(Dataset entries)

.....

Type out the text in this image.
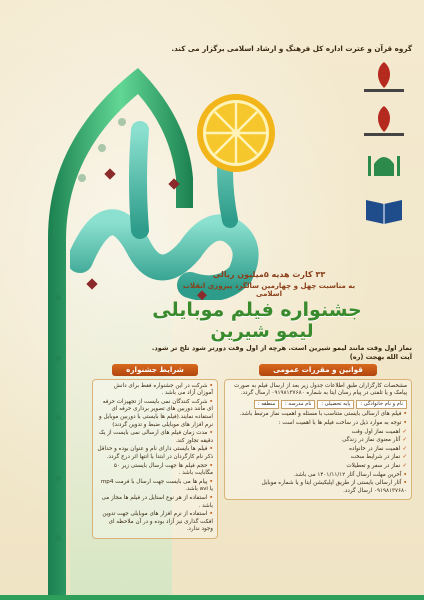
گروه قرآن و عترت اداره کل فرهنگ و ارشاد اسلامی برگزار می کند.
۳۳ کارت هدیه ۵میلیون ریالی
به مناسبت چهل و چهارمین سالگرد پیروزی انقلاب اسلامی
جشنواره فیلم موبایلی
لیمو شیرین
نماز اول وقت مانند لیمو شیرین است. هرچه از اول وقت دورتر شود تلخ تر شود.
آیت الله بهجت (ره)
شرایط جشنواره
•شرکت در این جشنواره فقط برای دانش آموزان آزاد می باشد .
•شرکت کنندگان نمی بایست از تجهیزات حرفه ای مانند دوربین های تصویر برداری حرفه ای استفاده نمایند.(فیلم ها بایستی با دوربین موبایل و نرم افزار های موبایلی ضبط و تدوین گردند)
•مدت زمان فیلم های ارسالی نمی بایست از یک دقیقه تجاوز کند.
•فیلم ها بایستی دارای نام و عنوان بوده و حداقل ذکر نام کارگردان در ابتدا یا انتها اثر درج گردد.
•حجم فیلم ها جهت ارسال بایستی زیر ۵۰ مگابایت باشد .
•پیام ها می بایست جهت ارسال با فرمت mp4 یا avi باشد.
•استفاده از هر نوع استایل در فیلم ها مجاز می باشد .
•استفاده از نرم افزار های موبایلی جهت تدوین افکت گذاری نیز آزاد بوده و در آن ملاحظه ای وجود ندارد.
قوانین و مقررات عمومی
مشخصات کارگزاران طبق اطلاعات جدول زیر بعد از ارسال فیلم به صورت پیامک و یا تلفنی در پیام رسان ایتا به شماره ۰۹۱۹۸۱۳۷۶۸۰ ارسال گردد.
نام و نام خانوادگی : پایه تحصیلی : نام مدرسه : منطقه :
•فیلم های ارسالی بایستی متناسب با مسئله و اهمیت نماز مرتبط باشد.
•توجه به موارد ذیل در ساخت فیلم ها با اهمیت است :
✓اهمیت نماز اول وقت
✓آثار معنوی نماز در زندگی
✓اهمیت نماز در خانواده
✓نماز در شرایط سخت
✓نماز در سفر و تعطیلات
•آخرین مهلت ارسال آثار ۱۴۰۱/۱۱/۱۲ می باشد.
•آثار ارسالی بایستی از طریق اپلیکیشن ایتا و یا شماره موبایل ۰۹۱۹۸۱۳۷۶۸۰ ارسال گردد.
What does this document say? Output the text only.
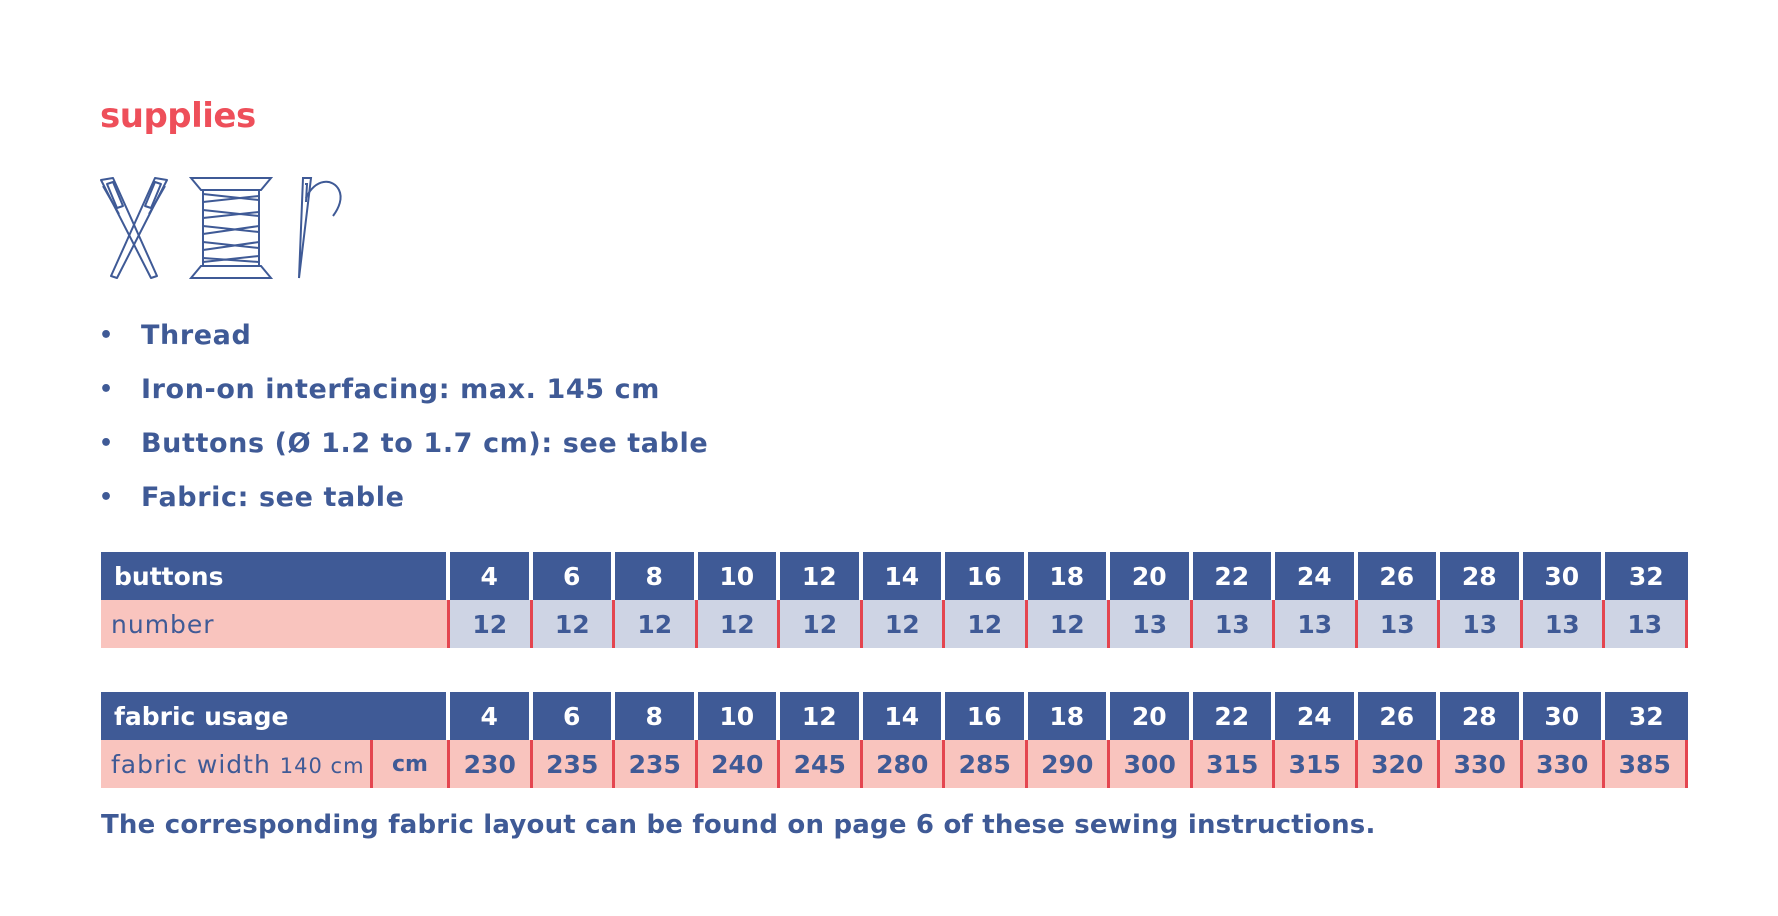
supplies
• Thread
• Iron-on interfacing: max. 145 cm
• Buttons (Ø 1.2 to 1.7 cm): see table
• Fabric: see table
buttons	4	6	8	10	12	14	16	18	20	22	24	26	28	30	32
number	12	12	12	12	12	12	12	12	13	13	13	13	13	13	13
fabric usage		4	6	8	10	12	14	16	18	20	22	24	26	28	30	32
fabric width 140 cm	cm	230	235	235	240	245	280	285	290	300	315	315	320	330	330	385
The corresponding fabric layout can be found on page 6 of these sewing instructions.
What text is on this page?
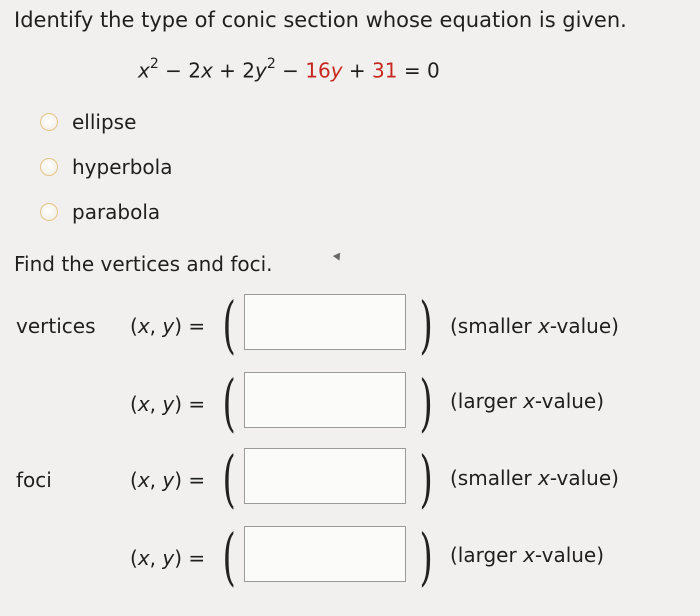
Identify the type of conic section whose equation is given.
$x^2 - 2x + 2y^2 - 16y + 31 = 0$
ellipse
hyperbola
parabola
Find the vertices and foci.
vertices (x, y) = (	) (smaller x-value)
(x, y) = (	) (larger x-value)
foci	(x, y) = (	) (smaller x-value)
(x, y) = (	) (larger x-value)
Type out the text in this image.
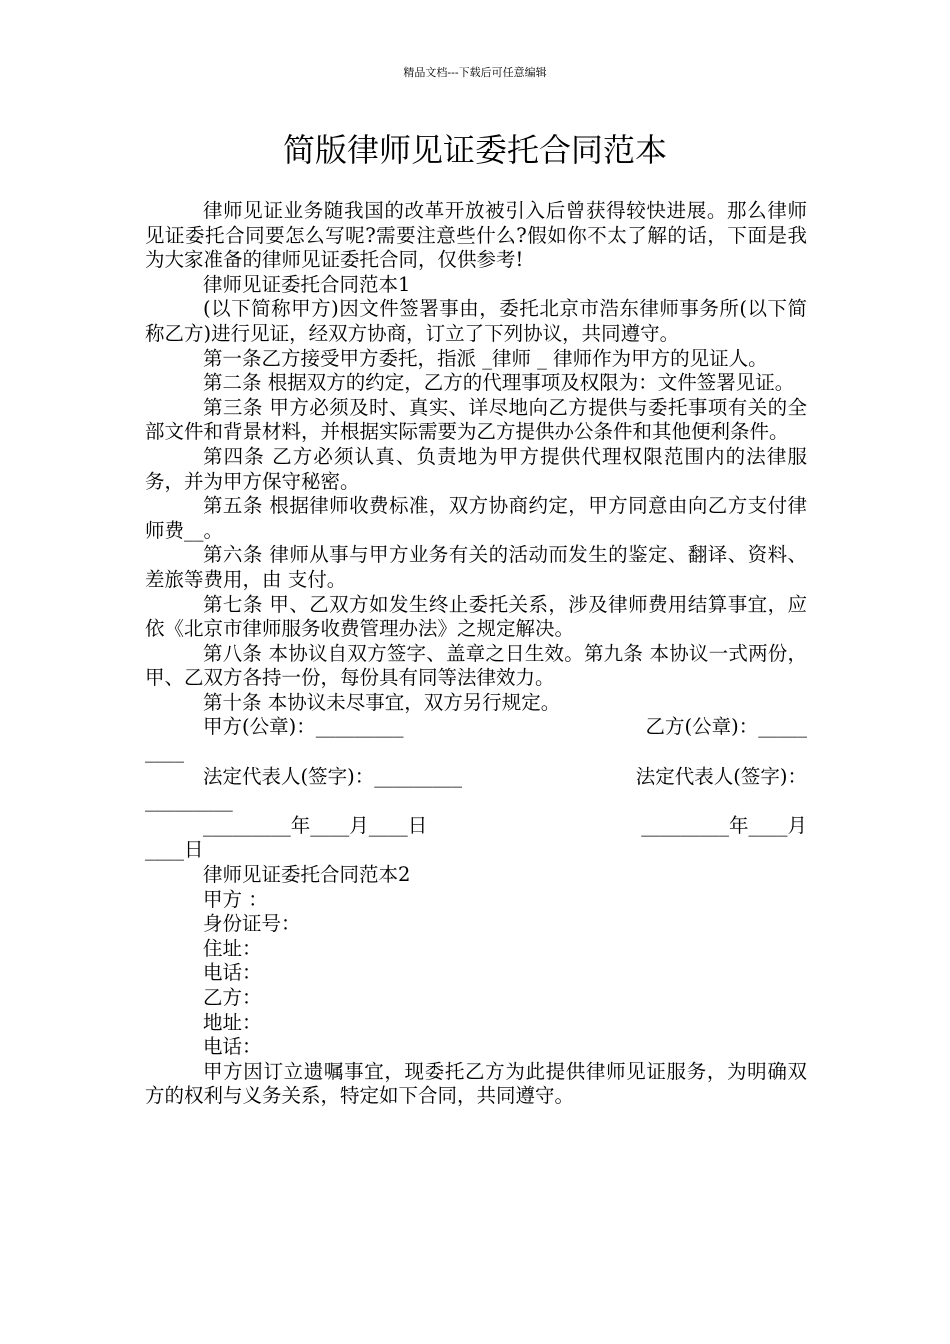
精品文档---下载后可任意编辑
简版律师见证委托合同范本

律师见证业务随我国的改革开放被引入后曾获得较快进展。那么律师见证委托合同要怎么写呢?需要注意些什么?假如你不太了解的话，下面是我为大家准备的律师见证委托合同，仅供参考!

律师见证委托合同范本1

(以下简称甲方)因文件签署事由，委托北京市浩东律师事务所(以下简称乙方)进行见证，经双方协商，订立了下列协议，共同遵守。

第一条乙方接受甲方委托，指派 _律师 _ 律师作为甲方的见证人。

第二条 根据双方的约定，乙方的代理事项及权限为：文件签署见证。

第三条 甲方必须及时、真实、详尽地向乙方提供与委托事项有关的全部文件和背景材料，并根据实际需要为乙方提供办公条件和其他便利条件。

第四条 乙方必须认真、负责地为甲方提供代理权限范围内的法律服务，并为甲方保守秘密。

第五条 根据律师收费标准，双方协商约定，甲方同意由向乙方支付律师费__。

第六条 律师从事与甲方业务有关的活动而发生的鉴定、翻译、资料、差旅等费用，由 支付。

第七条 甲、乙双方如发生终止委托关系，涉及律师费用结算事宜，应依《北京市律师服务收费管理办法》之规定解决。

第八条 本协议自双方签字、盖章之日生效。第九条 本协议一式两份，甲、乙双方各持一份，每份具有同等法律效力。

第十条 本协议未尽事宜，双方另行规定。

甲方(公章)：_________	乙方(公章)：_____

____

法定代表人(签字)：_________	法定代表人(签字)：

_________

_________年____月____日	_________年____月

____日

律师见证委托合同范本2

甲方 ：

身份证号：

住址：

电话：

乙方：

地址：

电话：

甲方因订立遗嘱事宜，现委托乙方为此提供律师见证服务，为明确双方的权利与义务关系，特定如下合同，共同遵守。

.....

TASK BRIEF
Search the entries for the word "باشد", then list each line that holds it.

FINAL RESULT
•شرکت در این جشنواره فقط برای دانش آموزان آزاد می باشد .
•حجم فیلم ها جهت ارسال بایستی زیر ۵۰ مگابایت باشد .
•پیام ها می بایست جهت ارسال با فرمت mp4 یا avi باشد.
•استفاده از هر نوع استایل در فیلم ها مجاز می باشد .
•فیلم های ارسالی بایستی متناسب با مسئله و اهمیت نماز مرتبط باشد.
•آخرین مهلت ارسال آثار ۱۴۰۱/۱۱/۱۲ می باشد.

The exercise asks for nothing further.